▸ **TASK DESCRIPTION**
Copy out the entries exactly, from the first line to the last.
+===+
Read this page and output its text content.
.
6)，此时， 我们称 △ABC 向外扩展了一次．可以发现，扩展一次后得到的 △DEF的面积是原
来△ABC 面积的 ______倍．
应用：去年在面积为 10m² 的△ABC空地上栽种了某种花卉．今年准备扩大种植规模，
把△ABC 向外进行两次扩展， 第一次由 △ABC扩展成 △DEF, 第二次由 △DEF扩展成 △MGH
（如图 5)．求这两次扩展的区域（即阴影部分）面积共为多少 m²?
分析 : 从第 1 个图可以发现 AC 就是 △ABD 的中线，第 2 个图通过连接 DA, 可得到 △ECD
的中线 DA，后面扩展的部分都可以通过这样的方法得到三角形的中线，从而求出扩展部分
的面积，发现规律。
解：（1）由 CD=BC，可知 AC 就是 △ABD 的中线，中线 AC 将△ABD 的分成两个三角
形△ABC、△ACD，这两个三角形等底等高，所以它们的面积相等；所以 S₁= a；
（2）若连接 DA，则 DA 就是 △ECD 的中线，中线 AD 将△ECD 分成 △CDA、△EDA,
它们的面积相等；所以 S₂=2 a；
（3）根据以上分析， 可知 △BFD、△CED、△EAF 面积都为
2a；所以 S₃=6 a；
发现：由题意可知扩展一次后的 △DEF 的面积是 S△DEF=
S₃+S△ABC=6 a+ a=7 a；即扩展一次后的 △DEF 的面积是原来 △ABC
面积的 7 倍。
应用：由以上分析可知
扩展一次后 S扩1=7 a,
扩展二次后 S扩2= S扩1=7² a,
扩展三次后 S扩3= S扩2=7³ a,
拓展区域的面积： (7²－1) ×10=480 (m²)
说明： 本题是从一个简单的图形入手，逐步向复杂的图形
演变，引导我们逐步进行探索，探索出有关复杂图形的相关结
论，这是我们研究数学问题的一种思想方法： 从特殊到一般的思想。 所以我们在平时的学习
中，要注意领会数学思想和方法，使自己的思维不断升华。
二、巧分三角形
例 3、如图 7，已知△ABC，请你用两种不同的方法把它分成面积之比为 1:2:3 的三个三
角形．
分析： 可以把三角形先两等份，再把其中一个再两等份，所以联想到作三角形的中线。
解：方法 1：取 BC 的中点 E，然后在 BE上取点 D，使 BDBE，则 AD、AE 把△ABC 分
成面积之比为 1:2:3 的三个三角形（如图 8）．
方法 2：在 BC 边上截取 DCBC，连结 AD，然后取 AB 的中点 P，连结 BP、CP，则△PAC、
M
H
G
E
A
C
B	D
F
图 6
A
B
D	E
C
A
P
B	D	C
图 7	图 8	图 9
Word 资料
+===+
▸ **WRITTEN RESPONSE**
Read this page and output its text content.
.
6)，此时， 我们称 △ABC 向外扩展了一次．可以发现，扩展一次后得到的 △DEF的面积是原
来△ABC 面积的 ______倍．
应用：去年在面积为 10m² 的△ABC空地上栽种了某种花卉．今年准备扩大种植规模，
把△ABC 向外进行两次扩展， 第一次由 △ABC扩展成 △DEF, 第二次由 △DEF扩展成 △MGH
（如图 5)．求这两次扩展的区域（即阴影部分）面积共为多少 m²?
分析 : 从第 1 个图可以发现 AC 就是 △ABD 的中线，第 2 个图通过连接 DA, 可得到 △ECD
的中线 DA，后面扩展的部分都可以通过这样的方法得到三角形的中线，从而求出扩展部分
的面积，发现规律。
解：（1）由 CD=BC，可知 AC 就是 △ABD 的中线，中线 AC 将△ABD 的分成两个三角
形△ABC、△ACD，这两个三角形等底等高，所以它们的面积相等；所以 S₁= a；
（2）若连接 DA，则 DA 就是 △ECD 的中线，中线 AD 将△ECD 分成 △CDA、△EDA,
它们的面积相等；所以 S₂=2 a；
（3）根据以上分析， 可知 △BFD、△CED、△EAF 面积都为
2a；所以 S₃=6 a；
发现：由题意可知扩展一次后的 △DEF 的面积是 S△DEF=
S₃+S△ABC=6 a+ a=7 a；即扩展一次后的 △DEF 的面积是原来 △ABC
面积的 7 倍。
应用：由以上分析可知
扩展一次后 S扩1=7 a,
扩展二次后 S扩2= S扩1=7² a,
扩展三次后 S扩3= S扩2=7³ a,
拓展区域的面积： (7²－1) ×10=480 (m²)
说明： 本题是从一个简单的图形入手，逐步向复杂的图形
演变，引导我们逐步进行探索，探索出有关复杂图形的相关结
论，这是我们研究数学问题的一种思想方法： 从特殊到一般的思想。 所以我们在平时的学习
中，要注意领会数学思想和方法，使自己的思维不断升华。
二、巧分三角形
例 3、如图 7，已知△ABC，请你用两种不同的方法把它分成面积之比为 1:2:3 的三个三
角形．
分析： 可以把三角形先两等份，再把其中一个再两等份，所以联想到作三角形的中线。
解：方法 1：取 BC 的中点 E，然后在 BE上取点 D，使 BDBE，则 AD、AE 把△ABC 分
成面积之比为 1:2:3 的三个三角形（如图 8）．
方法 2：在 BC 边上截取 DCBC，连结 AD，然后取 AB 的中点 P，连结 BP、CP，则△PAC、
M
H
G
E
A
C
B	D
F
图 6
A
B
D	E
C
A
P
B	D	C
图 7	图 8	图 9
Word 资料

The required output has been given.